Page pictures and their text

□ □ □ □ □ □ □

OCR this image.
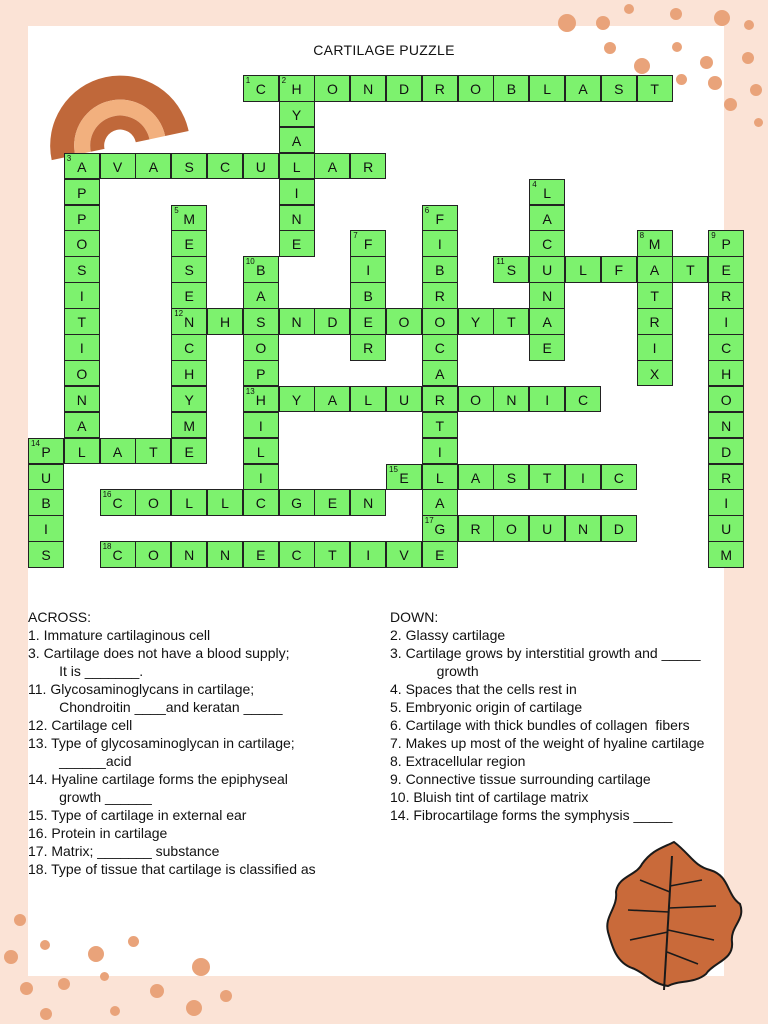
CARTILAGE PUZZLE
1
C
2
H	O	N	D	R	O	B	L	A	S	T
Y
A
L
I
N
E
3
A	V	A	S	C	U	A	R
P
P
O
S
I
T
I
O
N
A
L
4
L
A
C
U
N
A
E
5
M
E
S
E
12
N
C
H
Y
M
E
6
F
I
B
R
O
C
A
R
T
I
L
A
17
G
E
7
F
I
B
E
R
8
M
A
T
R
I
X
9
P
E
R
I
C
H
O
N
D
R
I
U
M
10
B
A
S
O
P
13
H
I
L
I
C
11
S	L	F	T
H	N	D	O	Y	T
Y	A	L	U	O	N	I	C
14
P	A	T
U
B
I
S
15
E	A	S	T	I	C
16
C	O	L	L	G	E	N
R	O	U	N	D
18
C	O	N	N	E	C	T	I	V
ACROSS:
1. Immature cartilaginous cell
3. Cartilage does not have a blood supply;
It is _______.
11. Glycosaminoglycans in cartilage;
Chondroitin ____and keratan _____
12. Cartilage cell
13. Type of glycosaminoglycan in cartilage;
______acid
14. Hyaline cartilage forms the epiphyseal
growth ______
15. Type of cartilage in external ear
16. Protein in cartilage
17. Matrix; _______ substance
18. Type of tissue that cartilage is classified as
DOWN:
2. Glassy cartilage
3. Cartilage grows by interstitial growth and _____
growth
4. Spaces that the cells rest in
5. Embryonic origin of cartilage
6. Cartilage with thick bundles of collagen  fibers
7. Makes up most of the weight of hyaline cartilage
8. Extracellular region
9. Connective tissue surrounding cartilage
10. Bluish tint of cartilage matrix
14. Fibrocartilage forms the symphysis _____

□ □ □ □ □ □ □

*Task instructions*: Find the lines in the data that include "forms", then copy each of them.

*Response to the exercise*:
14. Hyaline cartilage forms the epiphyseal
14. Fibrocartilage forms the symphysis _____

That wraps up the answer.